# [Exercise requirements]
Please print every record below exactly as it appears.

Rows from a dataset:
<<<<
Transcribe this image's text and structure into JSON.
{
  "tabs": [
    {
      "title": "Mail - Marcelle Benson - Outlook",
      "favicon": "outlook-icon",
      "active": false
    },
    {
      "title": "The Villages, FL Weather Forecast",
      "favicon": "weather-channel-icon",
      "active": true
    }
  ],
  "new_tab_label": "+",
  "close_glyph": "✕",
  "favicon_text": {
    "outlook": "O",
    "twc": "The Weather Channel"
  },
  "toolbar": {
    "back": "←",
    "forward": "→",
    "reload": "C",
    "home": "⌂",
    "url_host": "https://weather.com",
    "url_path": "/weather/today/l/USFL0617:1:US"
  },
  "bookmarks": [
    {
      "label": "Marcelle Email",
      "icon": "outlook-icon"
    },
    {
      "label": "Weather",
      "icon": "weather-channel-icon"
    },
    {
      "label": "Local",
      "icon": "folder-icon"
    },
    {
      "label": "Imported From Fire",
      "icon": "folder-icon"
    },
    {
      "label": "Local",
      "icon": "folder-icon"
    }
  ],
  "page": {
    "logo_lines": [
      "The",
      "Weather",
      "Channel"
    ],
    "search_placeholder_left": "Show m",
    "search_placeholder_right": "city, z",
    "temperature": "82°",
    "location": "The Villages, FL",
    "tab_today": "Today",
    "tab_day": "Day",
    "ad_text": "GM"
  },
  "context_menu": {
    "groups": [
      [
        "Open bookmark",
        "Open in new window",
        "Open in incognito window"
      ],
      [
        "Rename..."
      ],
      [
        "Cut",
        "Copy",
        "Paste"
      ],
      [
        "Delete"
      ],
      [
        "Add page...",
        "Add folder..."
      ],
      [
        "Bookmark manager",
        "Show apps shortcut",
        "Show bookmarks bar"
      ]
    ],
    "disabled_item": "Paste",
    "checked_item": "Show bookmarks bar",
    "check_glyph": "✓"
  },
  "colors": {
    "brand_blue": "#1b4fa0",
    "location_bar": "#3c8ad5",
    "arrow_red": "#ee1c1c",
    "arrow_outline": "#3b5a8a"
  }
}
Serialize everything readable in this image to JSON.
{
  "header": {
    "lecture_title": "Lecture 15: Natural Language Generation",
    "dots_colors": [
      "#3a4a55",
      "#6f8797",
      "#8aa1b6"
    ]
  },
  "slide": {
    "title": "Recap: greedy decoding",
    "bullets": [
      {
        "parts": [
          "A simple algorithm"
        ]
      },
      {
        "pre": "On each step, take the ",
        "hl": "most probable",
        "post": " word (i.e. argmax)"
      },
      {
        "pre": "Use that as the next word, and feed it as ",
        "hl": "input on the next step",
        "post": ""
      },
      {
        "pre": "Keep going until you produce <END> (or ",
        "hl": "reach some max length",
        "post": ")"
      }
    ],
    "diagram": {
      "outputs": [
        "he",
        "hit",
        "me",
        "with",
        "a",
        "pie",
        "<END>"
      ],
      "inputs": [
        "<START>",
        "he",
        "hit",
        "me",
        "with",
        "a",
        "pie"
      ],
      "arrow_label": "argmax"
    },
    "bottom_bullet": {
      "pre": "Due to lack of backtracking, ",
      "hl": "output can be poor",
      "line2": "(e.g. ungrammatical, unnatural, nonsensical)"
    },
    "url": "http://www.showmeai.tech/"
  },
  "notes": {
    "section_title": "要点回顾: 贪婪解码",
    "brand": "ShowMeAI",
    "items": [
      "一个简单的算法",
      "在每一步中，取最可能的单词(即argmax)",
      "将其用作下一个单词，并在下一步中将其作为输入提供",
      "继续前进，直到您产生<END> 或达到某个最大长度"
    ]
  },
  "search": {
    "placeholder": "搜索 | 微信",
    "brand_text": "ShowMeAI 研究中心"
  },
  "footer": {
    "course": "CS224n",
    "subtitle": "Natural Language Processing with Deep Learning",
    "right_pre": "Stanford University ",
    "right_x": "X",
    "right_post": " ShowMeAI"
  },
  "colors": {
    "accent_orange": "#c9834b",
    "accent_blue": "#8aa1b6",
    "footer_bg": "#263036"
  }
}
>>>>
# [Answer]
Transcribe this image's text and structure into JSON.
{
  "tabs": [
    {
      "title": "Mail - Marcelle Benson - Outlook",
      "favicon": "outlook-icon",
      "active": false
    },
    {
      "title": "The Villages, FL Weather Forecast",
      "favicon": "weather-channel-icon",
      "active": true
    }
  ],
  "new_tab_label": "+",
  "close_glyph": "✕",
  "favicon_text": {
    "outlook": "O",
    "twc": "The Weather Channel"
  },
  "toolbar": {
    "back": "←",
    "forward": "→",
    "reload": "C",
    "home": "⌂",
    "url_host": "https://weather.com",
    "url_path": "/weather/today/l/USFL0617:1:US"
  },
  "bookmarks": [
    {
      "label": "Marcelle Email",
      "icon": "outlook-icon"
    },
    {
      "label": "Weather",
      "icon": "weather-channel-icon"
    },
    {
      "label": "Local",
      "icon": "folder-icon"
    },
    {
      "label": "Imported From Fire",
      "icon": "folder-icon"
    },
    {
      "label": "Local",
      "icon": "folder-icon"
    }
  ],
  "page": {
    "logo_lines": [
      "The",
      "Weather",
      "Channel"
    ],
    "search_placeholder_left": "Show m",
    "search_placeholder_right": "city, z",
    "temperature": "82°",
    "location": "The Villages, FL",
    "tab_today": "Today",
    "tab_day": "Day",
    "ad_text": "GM"
  },
  "context_menu": {
    "groups": [
      [
        "Open bookmark",
        "Open in new window",
        "Open in incognito window"
      ],
      [
        "Rename..."
      ],
      [
        "Cut",
        "Copy",
        "Paste"
      ],
      [
        "Delete"
      ],
      [
        "Add page...",
        "Add folder..."
      ],
      [
        "Bookmark manager",
        "Show apps shortcut",
        "Show bookmarks bar"
      ]
    ],
    "disabled_item": "Paste",
    "checked_item": "Show bookmarks bar",
    "check_glyph": "✓"
  },
  "colors": {
    "brand_blue": "#1b4fa0",
    "location_bar": "#3c8ad5",
    "arrow_red": "#ee1c1c",
    "arrow_outline": "#3b5a8a"
  }
}
Serialize everything readable in this image to JSON.
{
  "header": {
    "lecture_title": "Lecture 15: Natural Language Generation",
    "dots_colors": [
      "#3a4a55",
      "#6f8797",
      "#8aa1b6"
    ]
  },
  "slide": {
    "title": "Recap: greedy decoding",
    "bullets": [
      {
        "parts": [
          "A simple algorithm"
        ]
      },
      {
        "pre": "On each step, take the ",
        "hl": "most probable",
        "post": " word (i.e. argmax)"
      },
      {
        "pre": "Use that as the next word, and feed it as ",
        "hl": "input on the next step",
        "post": ""
      },
      {
        "pre": "Keep going until you produce <END> (or ",
        "hl": "reach some max length",
        "post": ")"
      }
    ],
    "diagram": {
      "outputs": [
        "he",
        "hit",
        "me",
        "with",
        "a",
        "pie",
        "<END>"
      ],
      "inputs": [
        "<START>",
        "he",
        "hit",
        "me",
        "with",
        "a",
        "pie"
      ],
      "arrow_label": "argmax"
    },
    "bottom_bullet": {
      "pre": "Due to lack of backtracking, ",
      "hl": "output can be poor",
      "line2": "(e.g. ungrammatical, unnatural, nonsensical)"
    },
    "url": "http://www.showmeai.tech/"
  },
  "notes": {
    "section_title": "要点回顾: 贪婪解码",
    "brand": "ShowMeAI",
    "items": [
      "一个简单的算法",
      "在每一步中，取最可能的单词(即argmax)",
      "将其用作下一个单词，并在下一步中将其作为输入提供",
      "继续前进，直到您产生<END> 或达到某个最大长度"
    ]
  },
  "search": {
    "placeholder": "搜索 | 微信",
    "brand_text": "ShowMeAI 研究中心"
  },
  "footer": {
    "course": "CS224n",
    "subtitle": "Natural Language Processing with Deep Learning",
    "right_pre": "Stanford University ",
    "right_x": "X",
    "right_post": " ShowMeAI"
  },
  "colors": {
    "accent_orange": "#c9834b",
    "accent_blue": "#8aa1b6",
    "footer_bg": "#263036"
  }
}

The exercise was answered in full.